#### [Task data]
▼
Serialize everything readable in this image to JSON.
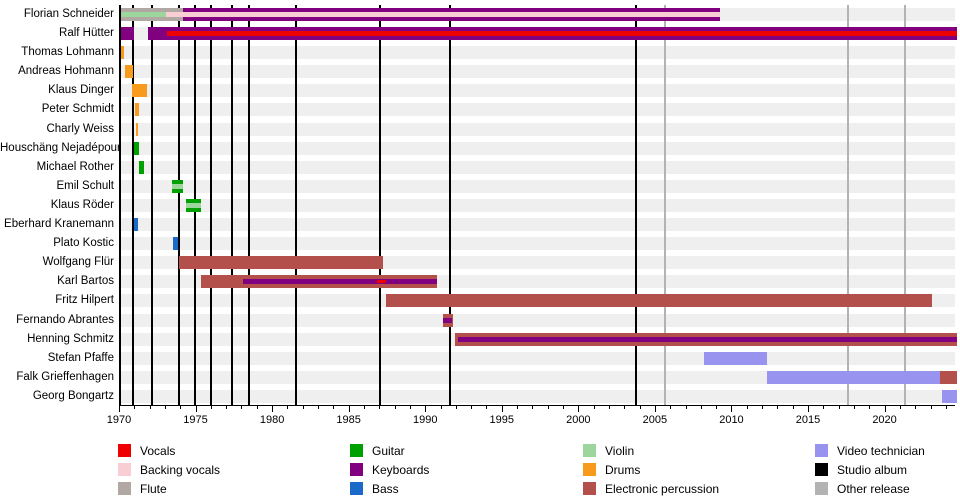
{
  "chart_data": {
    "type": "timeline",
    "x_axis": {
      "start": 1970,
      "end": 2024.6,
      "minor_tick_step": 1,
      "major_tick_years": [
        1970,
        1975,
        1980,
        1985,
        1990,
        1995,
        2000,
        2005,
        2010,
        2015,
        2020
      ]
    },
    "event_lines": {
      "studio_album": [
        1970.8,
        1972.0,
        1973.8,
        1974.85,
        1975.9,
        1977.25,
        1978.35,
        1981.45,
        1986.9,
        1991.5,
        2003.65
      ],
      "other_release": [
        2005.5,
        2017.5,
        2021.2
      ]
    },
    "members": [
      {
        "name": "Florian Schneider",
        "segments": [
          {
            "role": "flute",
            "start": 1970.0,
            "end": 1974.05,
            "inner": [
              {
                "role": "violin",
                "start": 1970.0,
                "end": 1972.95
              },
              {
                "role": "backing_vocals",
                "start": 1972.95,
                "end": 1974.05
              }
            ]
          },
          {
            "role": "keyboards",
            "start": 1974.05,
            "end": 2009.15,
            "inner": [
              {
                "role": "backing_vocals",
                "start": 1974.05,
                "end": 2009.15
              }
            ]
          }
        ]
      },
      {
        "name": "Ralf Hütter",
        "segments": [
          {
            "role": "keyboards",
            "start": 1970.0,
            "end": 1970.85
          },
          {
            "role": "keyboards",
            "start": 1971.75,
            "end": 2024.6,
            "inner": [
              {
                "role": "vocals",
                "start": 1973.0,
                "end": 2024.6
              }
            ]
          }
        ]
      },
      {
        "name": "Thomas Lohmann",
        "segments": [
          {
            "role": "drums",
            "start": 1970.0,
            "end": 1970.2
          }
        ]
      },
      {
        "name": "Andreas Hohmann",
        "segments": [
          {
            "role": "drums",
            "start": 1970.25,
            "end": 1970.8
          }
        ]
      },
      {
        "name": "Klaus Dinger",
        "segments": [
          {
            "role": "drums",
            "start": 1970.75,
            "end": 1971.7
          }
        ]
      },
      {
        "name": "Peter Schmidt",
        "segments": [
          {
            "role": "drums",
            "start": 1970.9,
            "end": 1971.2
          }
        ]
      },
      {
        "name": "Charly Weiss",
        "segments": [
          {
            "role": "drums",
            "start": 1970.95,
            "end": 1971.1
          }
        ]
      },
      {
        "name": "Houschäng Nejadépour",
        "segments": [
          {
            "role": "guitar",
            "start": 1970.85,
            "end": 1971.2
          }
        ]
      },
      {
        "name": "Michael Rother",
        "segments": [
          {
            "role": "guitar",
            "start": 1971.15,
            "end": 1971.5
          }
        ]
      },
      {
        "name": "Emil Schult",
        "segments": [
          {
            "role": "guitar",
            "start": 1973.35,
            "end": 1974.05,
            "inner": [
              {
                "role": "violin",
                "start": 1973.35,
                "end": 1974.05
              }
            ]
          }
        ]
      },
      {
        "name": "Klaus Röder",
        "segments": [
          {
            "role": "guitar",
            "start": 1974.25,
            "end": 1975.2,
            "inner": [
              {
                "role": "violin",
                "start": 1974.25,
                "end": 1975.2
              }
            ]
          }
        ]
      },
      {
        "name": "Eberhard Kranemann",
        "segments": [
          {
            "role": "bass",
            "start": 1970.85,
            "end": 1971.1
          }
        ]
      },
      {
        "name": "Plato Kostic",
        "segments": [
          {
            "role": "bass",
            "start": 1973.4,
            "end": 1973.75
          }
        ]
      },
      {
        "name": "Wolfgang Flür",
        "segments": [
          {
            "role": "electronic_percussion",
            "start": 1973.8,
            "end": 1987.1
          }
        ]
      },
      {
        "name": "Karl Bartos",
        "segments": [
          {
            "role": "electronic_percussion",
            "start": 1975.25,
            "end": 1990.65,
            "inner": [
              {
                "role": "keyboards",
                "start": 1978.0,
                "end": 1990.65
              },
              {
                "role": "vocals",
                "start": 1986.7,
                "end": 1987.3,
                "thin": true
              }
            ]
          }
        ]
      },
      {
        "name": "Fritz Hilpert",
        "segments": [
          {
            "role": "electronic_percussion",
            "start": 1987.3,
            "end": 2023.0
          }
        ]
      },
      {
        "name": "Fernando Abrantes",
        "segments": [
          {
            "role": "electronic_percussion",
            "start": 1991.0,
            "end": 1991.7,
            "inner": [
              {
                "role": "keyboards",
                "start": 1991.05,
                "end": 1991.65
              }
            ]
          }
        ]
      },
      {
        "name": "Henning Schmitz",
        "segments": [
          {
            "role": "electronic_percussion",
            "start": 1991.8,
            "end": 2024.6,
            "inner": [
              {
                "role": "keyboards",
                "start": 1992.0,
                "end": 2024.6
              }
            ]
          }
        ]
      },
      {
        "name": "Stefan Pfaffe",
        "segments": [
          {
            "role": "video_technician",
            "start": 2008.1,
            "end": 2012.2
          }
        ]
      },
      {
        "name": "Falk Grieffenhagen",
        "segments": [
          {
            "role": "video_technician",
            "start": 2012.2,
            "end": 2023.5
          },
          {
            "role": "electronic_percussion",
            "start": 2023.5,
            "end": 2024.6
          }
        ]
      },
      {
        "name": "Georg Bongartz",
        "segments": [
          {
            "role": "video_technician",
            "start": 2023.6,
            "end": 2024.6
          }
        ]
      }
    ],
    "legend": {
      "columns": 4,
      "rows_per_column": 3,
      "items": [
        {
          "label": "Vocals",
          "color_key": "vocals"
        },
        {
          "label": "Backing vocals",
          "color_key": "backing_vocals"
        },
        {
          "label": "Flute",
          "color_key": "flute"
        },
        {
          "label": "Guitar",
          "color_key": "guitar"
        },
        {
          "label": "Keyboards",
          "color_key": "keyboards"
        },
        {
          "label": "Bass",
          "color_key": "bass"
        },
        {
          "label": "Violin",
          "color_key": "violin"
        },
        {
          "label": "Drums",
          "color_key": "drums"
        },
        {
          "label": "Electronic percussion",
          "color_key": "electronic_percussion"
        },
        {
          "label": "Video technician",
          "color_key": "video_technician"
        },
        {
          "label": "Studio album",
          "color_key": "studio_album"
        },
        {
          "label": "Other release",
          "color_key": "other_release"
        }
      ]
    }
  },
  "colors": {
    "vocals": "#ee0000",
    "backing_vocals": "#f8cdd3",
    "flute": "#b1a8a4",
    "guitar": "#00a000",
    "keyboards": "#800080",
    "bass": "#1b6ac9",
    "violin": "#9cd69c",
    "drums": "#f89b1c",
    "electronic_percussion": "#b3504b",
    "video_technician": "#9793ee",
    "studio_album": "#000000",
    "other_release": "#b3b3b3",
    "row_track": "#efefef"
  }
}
▲
#### [What to work on]
Write out the records above exactly as they stand, leaving out every picture.

#### [Exercise result]
Serialize everything readable in this image to JSON.
{
  "chart_data": {
    "type": "timeline",
    "x_axis": {
      "start": 1970,
      "end": 2024.6,
      "minor_tick_step": 1,
      "major_tick_years": [
        1970,
        1975,
        1980,
        1985,
        1990,
        1995,
        2000,
        2005,
        2010,
        2015,
        2020
      ]
    },
    "event_lines": {
      "studio_album": [
        1970.8,
        1972.0,
        1973.8,
        1974.85,
        1975.9,
        1977.25,
        1978.35,
        1981.45,
        1986.9,
        1991.5,
        2003.65
      ],
      "other_release": [
        2005.5,
        2017.5,
        2021.2
      ]
    },
    "members": [
      {
        "name": "Florian Schneider",
        "segments": [
          {
            "role": "flute",
            "start": 1970.0,
            "end": 1974.05,
            "inner": [
              {
                "role": "violin",
                "start": 1970.0,
                "end": 1972.95
              },
              {
                "role": "backing_vocals",
                "start": 1972.95,
                "end": 1974.05
              }
            ]
          },
          {
            "role": "keyboards",
            "start": 1974.05,
            "end": 2009.15,
            "inner": [
              {
                "role": "backing_vocals",
                "start": 1974.05,
                "end": 2009.15
              }
            ]
          }
        ]
      },
      {
        "name": "Ralf Hütter",
        "segments": [
          {
            "role": "keyboards",
            "start": 1970.0,
            "end": 1970.85
          },
          {
            "role": "keyboards",
            "start": 1971.75,
            "end": 2024.6,
            "inner": [
              {
                "role": "vocals",
                "start": 1973.0,
                "end": 2024.6
              }
            ]
          }
        ]
      },
      {
        "name": "Thomas Lohmann",
        "segments": [
          {
            "role": "drums",
            "start": 1970.0,
            "end": 1970.2
          }
        ]
      },
      {
        "name": "Andreas Hohmann",
        "segments": [
          {
            "role": "drums",
            "start": 1970.25,
            "end": 1970.8
          }
        ]
      },
      {
        "name": "Klaus Dinger",
        "segments": [
          {
            "role": "drums",
            "start": 1970.75,
            "end": 1971.7
          }
        ]
      },
      {
        "name": "Peter Schmidt",
        "segments": [
          {
            "role": "drums",
            "start": 1970.9,
            "end": 1971.2
          }
        ]
      },
      {
        "name": "Charly Weiss",
        "segments": [
          {
            "role": "drums",
            "start": 1970.95,
            "end": 1971.1
          }
        ]
      },
      {
        "name": "Houschäng Nejadépour",
        "segments": [
          {
            "role": "guitar",
            "start": 1970.85,
            "end": 1971.2
          }
        ]
      },
      {
        "name": "Michael Rother",
        "segments": [
          {
            "role": "guitar",
            "start": 1971.15,
            "end": 1971.5
          }
        ]
      },
      {
        "name": "Emil Schult",
        "segments": [
          {
            "role": "guitar",
            "start": 1973.35,
            "end": 1974.05,
            "inner": [
              {
                "role": "violin",
                "start": 1973.35,
                "end": 1974.05
              }
            ]
          }
        ]
      },
      {
        "name": "Klaus Röder",
        "segments": [
          {
            "role": "guitar",
            "start": 1974.25,
            "end": 1975.2,
            "inner": [
              {
                "role": "violin",
                "start": 1974.25,
                "end": 1975.2
              }
            ]
          }
        ]
      },
      {
        "name": "Eberhard Kranemann",
        "segments": [
          {
            "role": "bass",
            "start": 1970.85,
            "end": 1971.1
          }
        ]
      },
      {
        "name": "Plato Kostic",
        "segments": [
          {
            "role": "bass",
            "start": 1973.4,
            "end": 1973.75
          }
        ]
      },
      {
        "name": "Wolfgang Flür",
        "segments": [
          {
            "role": "electronic_percussion",
            "start": 1973.8,
            "end": 1987.1
          }
        ]
      },
      {
        "name": "Karl Bartos",
        "segments": [
          {
            "role": "electronic_percussion",
            "start": 1975.25,
            "end": 1990.65,
            "inner": [
              {
                "role": "keyboards",
                "start": 1978.0,
                "end": 1990.65
              },
              {
                "role": "vocals",
                "start": 1986.7,
                "end": 1987.3,
                "thin": true
              }
            ]
          }
        ]
      },
      {
        "name": "Fritz Hilpert",
        "segments": [
          {
            "role": "electronic_percussion",
            "start": 1987.3,
            "end": 2023.0
          }
        ]
      },
      {
        "name": "Fernando Abrantes",
        "segments": [
          {
            "role": "electronic_percussion",
            "start": 1991.0,
            "end": 1991.7,
            "inner": [
              {
                "role": "keyboards",
                "start": 1991.05,
                "end": 1991.65
              }
            ]
          }
        ]
      },
      {
        "name": "Henning Schmitz",
        "segments": [
          {
            "role": "electronic_percussion",
            "start": 1991.8,
            "end": 2024.6,
            "inner": [
              {
                "role": "keyboards",
                "start": 1992.0,
                "end": 2024.6
              }
            ]
          }
        ]
      },
      {
        "name": "Stefan Pfaffe",
        "segments": [
          {
            "role": "video_technician",
            "start": 2008.1,
            "end": 2012.2
          }
        ]
      },
      {
        "name": "Falk Grieffenhagen",
        "segments": [
          {
            "role": "video_technician",
            "start": 2012.2,
            "end": 2023.5
          },
          {
            "role": "electronic_percussion",
            "start": 2023.5,
            "end": 2024.6
          }
        ]
      },
      {
        "name": "Georg Bongartz",
        "segments": [
          {
            "role": "video_technician",
            "start": 2023.6,
            "end": 2024.6
          }
        ]
      }
    ],
    "legend": {
      "columns": 4,
      "rows_per_column": 3,
      "items": [
        {
          "label": "Vocals",
          "color_key": "vocals"
        },
        {
          "label": "Backing vocals",
          "color_key": "backing_vocals"
        },
        {
          "label": "Flute",
          "color_key": "flute"
        },
        {
          "label": "Guitar",
          "color_key": "guitar"
        },
        {
          "label": "Keyboards",
          "color_key": "keyboards"
        },
        {
          "label": "Bass",
          "color_key": "bass"
        },
        {
          "label": "Violin",
          "color_key": "violin"
        },
        {
          "label": "Drums",
          "color_key": "drums"
        },
        {
          "label": "Electronic percussion",
          "color_key": "electronic_percussion"
        },
        {
          "label": "Video technician",
          "color_key": "video_technician"
        },
        {
          "label": "Studio album",
          "color_key": "studio_album"
        },
        {
          "label": "Other release",
          "color_key": "other_release"
        }
      ]
    }
  },
  "colors": {
    "vocals": "#ee0000",
    "backing_vocals": "#f8cdd3",
    "flute": "#b1a8a4",
    "guitar": "#00a000",
    "keyboards": "#800080",
    "bass": "#1b6ac9",
    "violin": "#9cd69c",
    "drums": "#f89b1c",
    "electronic_percussion": "#b3504b",
    "video_technician": "#9793ee",
    "studio_album": "#000000",
    "other_release": "#b3b3b3",
    "row_track": "#efefef"
  }
}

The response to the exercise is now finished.